» Requirement
Copy each line that contains the string "xlabel".

» Material shown
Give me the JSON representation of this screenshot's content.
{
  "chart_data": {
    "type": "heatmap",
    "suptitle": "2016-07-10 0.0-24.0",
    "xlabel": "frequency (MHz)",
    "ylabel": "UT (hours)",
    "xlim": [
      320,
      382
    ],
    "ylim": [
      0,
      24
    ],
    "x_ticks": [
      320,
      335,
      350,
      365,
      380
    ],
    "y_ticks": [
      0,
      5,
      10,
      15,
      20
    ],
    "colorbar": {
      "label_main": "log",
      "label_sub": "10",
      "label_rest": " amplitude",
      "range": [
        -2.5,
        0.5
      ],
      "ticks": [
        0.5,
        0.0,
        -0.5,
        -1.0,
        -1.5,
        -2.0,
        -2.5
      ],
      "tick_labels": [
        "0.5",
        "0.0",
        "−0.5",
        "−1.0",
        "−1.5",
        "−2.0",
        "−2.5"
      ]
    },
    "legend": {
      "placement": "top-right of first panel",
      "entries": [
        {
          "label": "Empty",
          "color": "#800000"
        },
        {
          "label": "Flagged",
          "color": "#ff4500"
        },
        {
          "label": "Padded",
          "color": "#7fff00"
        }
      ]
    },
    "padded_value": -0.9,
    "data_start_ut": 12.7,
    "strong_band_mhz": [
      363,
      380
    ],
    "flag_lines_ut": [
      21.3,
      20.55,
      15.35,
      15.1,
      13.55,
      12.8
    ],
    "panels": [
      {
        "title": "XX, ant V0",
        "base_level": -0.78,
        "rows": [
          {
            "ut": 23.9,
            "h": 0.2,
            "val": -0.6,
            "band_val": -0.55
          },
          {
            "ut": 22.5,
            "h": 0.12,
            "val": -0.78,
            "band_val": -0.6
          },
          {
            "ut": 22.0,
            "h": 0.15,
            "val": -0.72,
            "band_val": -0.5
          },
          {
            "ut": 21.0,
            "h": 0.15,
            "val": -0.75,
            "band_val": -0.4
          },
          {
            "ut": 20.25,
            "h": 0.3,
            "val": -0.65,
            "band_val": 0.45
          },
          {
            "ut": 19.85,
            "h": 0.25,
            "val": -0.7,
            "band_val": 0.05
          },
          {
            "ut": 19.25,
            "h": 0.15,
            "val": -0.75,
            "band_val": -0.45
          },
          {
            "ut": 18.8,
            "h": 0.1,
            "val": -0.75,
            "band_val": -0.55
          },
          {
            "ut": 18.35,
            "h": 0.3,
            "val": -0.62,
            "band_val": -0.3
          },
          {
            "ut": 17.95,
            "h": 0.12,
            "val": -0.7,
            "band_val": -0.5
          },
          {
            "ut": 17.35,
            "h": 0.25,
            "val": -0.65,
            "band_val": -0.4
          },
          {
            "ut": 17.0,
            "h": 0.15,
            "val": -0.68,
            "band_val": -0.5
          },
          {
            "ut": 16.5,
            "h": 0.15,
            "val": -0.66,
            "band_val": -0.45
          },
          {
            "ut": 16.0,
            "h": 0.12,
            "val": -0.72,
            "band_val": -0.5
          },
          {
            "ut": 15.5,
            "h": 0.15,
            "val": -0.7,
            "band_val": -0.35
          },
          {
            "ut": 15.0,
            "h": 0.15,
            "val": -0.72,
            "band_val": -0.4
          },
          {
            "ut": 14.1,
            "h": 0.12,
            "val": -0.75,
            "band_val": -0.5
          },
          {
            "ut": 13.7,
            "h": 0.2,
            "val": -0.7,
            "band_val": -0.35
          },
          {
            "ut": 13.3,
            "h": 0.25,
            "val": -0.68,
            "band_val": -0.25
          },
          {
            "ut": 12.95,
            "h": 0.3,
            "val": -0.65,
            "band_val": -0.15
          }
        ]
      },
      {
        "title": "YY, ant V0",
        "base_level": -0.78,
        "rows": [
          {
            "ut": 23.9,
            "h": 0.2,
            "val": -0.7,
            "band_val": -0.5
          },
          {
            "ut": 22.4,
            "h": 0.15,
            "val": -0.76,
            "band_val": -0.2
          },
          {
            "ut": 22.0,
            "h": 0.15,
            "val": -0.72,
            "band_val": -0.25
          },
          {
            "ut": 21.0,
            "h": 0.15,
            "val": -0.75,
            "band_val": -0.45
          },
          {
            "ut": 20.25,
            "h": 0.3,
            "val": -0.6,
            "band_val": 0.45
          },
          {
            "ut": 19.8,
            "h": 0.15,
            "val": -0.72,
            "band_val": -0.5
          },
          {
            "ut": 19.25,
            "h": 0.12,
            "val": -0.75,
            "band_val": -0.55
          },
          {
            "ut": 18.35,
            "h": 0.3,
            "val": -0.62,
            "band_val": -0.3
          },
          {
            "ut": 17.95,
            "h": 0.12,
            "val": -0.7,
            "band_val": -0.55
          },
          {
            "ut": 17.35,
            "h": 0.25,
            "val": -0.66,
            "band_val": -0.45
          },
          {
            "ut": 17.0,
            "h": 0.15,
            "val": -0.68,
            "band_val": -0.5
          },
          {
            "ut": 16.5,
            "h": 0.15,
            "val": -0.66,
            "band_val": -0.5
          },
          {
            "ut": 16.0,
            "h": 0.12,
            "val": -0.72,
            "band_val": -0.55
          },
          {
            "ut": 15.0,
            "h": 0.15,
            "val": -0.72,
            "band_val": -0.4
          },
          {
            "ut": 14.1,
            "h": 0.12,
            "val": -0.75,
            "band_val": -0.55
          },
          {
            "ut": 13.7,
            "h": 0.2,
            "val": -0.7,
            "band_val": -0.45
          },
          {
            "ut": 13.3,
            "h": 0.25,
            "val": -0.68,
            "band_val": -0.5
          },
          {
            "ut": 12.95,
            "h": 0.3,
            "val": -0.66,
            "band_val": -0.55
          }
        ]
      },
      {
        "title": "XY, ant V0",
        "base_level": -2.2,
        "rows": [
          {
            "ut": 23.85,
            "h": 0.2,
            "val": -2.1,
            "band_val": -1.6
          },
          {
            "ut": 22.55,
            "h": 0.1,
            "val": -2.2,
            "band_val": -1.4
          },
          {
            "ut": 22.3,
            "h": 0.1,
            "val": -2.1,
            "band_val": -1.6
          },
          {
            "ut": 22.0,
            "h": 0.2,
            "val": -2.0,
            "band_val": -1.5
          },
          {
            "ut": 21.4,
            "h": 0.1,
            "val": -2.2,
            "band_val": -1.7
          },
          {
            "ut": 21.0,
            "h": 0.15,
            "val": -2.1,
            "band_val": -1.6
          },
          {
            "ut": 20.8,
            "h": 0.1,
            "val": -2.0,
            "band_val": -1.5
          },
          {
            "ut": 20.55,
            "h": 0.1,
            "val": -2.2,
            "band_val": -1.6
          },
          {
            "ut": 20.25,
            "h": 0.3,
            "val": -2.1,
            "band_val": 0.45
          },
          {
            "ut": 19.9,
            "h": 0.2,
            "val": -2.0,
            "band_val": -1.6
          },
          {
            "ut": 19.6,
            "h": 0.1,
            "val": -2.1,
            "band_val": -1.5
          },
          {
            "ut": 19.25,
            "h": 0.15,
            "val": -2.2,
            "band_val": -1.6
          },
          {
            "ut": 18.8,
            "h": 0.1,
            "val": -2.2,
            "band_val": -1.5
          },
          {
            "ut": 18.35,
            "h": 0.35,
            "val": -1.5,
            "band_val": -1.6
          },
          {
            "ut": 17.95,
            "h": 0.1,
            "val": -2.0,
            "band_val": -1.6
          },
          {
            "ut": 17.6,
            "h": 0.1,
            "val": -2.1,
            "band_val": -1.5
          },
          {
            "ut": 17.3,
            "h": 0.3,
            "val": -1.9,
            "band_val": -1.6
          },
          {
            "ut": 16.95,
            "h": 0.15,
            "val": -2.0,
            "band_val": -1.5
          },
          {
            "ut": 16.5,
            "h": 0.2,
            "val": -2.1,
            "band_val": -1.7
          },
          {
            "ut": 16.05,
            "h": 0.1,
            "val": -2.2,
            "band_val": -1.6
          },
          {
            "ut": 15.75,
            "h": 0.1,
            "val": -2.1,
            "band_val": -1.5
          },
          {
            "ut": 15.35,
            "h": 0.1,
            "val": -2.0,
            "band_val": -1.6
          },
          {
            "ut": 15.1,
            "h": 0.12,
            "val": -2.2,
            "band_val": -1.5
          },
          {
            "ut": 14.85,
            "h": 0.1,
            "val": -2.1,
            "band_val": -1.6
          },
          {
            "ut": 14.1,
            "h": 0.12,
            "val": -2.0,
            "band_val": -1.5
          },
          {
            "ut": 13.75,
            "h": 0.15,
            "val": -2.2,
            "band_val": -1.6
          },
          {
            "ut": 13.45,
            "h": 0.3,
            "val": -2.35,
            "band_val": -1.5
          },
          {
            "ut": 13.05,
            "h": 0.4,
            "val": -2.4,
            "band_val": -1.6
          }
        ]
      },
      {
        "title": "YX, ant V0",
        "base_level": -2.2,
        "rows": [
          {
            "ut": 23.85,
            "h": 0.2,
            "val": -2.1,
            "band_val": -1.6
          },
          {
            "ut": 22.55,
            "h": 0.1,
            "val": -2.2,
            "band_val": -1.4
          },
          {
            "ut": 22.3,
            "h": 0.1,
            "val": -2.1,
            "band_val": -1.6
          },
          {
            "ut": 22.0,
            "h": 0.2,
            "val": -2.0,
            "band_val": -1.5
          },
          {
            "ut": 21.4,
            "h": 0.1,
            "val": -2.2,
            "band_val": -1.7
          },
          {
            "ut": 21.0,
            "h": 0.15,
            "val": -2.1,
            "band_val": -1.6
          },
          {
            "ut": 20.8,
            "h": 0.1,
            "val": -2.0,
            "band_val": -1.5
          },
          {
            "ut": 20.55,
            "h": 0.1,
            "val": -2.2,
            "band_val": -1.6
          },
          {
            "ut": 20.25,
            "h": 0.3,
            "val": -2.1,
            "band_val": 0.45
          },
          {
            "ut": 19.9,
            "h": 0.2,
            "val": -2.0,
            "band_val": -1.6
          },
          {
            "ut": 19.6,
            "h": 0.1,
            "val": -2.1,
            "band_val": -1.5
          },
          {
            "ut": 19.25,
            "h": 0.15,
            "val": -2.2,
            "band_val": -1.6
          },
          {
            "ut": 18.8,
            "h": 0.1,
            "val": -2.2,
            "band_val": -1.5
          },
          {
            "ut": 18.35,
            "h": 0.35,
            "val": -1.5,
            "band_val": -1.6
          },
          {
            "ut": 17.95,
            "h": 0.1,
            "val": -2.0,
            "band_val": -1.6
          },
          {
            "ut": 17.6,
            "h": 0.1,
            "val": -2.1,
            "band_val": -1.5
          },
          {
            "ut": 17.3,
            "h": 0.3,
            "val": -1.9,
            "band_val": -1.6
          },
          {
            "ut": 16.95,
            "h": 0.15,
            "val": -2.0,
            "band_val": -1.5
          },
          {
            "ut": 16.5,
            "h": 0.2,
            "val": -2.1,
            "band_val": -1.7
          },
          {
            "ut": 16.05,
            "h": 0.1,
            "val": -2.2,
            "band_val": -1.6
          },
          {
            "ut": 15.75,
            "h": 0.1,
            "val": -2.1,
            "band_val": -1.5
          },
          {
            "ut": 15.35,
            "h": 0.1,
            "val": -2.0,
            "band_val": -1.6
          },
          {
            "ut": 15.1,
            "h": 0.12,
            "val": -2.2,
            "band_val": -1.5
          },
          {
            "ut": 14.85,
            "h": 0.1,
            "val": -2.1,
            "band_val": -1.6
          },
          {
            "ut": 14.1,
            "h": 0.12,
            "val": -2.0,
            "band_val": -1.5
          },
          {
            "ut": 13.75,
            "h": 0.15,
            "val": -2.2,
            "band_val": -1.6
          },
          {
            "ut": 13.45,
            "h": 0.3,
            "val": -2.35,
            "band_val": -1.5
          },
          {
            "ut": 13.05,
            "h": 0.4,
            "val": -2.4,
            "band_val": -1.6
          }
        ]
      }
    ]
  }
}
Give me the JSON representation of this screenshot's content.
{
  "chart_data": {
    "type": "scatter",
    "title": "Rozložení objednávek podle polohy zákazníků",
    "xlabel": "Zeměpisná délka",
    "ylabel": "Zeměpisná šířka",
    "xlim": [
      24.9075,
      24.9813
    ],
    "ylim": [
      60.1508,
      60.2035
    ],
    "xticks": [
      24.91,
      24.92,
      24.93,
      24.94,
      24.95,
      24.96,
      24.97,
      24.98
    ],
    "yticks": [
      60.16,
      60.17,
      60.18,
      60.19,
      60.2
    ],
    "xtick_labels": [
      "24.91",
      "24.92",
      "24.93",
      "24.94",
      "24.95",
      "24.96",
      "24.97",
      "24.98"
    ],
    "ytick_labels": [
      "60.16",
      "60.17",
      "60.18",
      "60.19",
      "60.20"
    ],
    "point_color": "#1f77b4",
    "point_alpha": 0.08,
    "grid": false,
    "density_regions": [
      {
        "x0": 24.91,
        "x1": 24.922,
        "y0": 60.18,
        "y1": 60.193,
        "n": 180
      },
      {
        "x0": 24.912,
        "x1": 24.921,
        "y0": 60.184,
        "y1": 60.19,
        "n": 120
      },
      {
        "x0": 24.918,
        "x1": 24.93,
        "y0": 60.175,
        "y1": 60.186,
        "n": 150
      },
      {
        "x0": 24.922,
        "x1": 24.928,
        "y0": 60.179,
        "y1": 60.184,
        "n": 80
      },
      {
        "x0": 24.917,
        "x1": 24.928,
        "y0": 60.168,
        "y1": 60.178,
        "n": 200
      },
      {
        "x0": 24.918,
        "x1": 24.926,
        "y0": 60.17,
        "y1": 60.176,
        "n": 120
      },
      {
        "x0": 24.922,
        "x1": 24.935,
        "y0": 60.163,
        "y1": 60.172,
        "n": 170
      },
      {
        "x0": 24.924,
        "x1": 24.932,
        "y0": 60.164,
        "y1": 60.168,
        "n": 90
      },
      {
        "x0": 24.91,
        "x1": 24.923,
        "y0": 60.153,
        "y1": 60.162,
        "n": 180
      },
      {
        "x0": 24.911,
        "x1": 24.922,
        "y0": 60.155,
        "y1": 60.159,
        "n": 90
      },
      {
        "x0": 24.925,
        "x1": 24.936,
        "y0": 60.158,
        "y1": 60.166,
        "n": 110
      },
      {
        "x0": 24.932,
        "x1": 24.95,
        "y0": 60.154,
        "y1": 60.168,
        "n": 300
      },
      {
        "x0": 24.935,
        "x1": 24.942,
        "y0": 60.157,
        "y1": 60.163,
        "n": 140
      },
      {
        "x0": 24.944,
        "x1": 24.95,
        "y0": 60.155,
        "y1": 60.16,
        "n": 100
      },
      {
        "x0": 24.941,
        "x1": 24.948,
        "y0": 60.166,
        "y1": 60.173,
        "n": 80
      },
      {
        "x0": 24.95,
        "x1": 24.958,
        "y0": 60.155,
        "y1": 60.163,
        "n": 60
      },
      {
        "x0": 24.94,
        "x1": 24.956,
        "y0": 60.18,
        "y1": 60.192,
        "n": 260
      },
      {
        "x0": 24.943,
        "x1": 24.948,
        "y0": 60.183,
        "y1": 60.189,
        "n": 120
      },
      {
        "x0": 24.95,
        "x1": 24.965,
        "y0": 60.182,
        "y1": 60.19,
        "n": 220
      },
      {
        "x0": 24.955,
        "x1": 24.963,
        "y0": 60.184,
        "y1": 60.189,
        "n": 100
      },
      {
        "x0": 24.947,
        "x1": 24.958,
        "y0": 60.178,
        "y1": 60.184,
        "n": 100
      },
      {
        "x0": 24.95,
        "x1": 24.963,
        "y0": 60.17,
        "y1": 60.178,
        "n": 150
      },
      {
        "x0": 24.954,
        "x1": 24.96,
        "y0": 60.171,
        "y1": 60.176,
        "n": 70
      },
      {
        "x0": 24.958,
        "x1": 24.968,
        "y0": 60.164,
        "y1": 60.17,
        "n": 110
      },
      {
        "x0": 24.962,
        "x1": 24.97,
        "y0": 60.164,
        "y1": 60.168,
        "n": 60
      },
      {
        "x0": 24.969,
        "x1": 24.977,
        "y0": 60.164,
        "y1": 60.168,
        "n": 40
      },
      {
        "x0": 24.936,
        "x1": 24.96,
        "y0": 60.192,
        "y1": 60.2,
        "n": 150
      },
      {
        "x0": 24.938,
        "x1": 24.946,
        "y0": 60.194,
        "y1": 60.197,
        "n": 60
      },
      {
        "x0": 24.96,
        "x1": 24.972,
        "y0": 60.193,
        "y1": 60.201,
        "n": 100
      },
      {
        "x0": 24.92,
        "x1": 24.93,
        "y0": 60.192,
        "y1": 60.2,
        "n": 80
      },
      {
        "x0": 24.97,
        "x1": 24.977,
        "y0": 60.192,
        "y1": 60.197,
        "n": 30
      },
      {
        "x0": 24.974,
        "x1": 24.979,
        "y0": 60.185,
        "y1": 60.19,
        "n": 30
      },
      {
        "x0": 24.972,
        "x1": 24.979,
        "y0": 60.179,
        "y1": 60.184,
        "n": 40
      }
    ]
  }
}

» Result of the exercise
    "xlabel": "frequency (MHz)",
    "xlabel": "Zeměpisná délka",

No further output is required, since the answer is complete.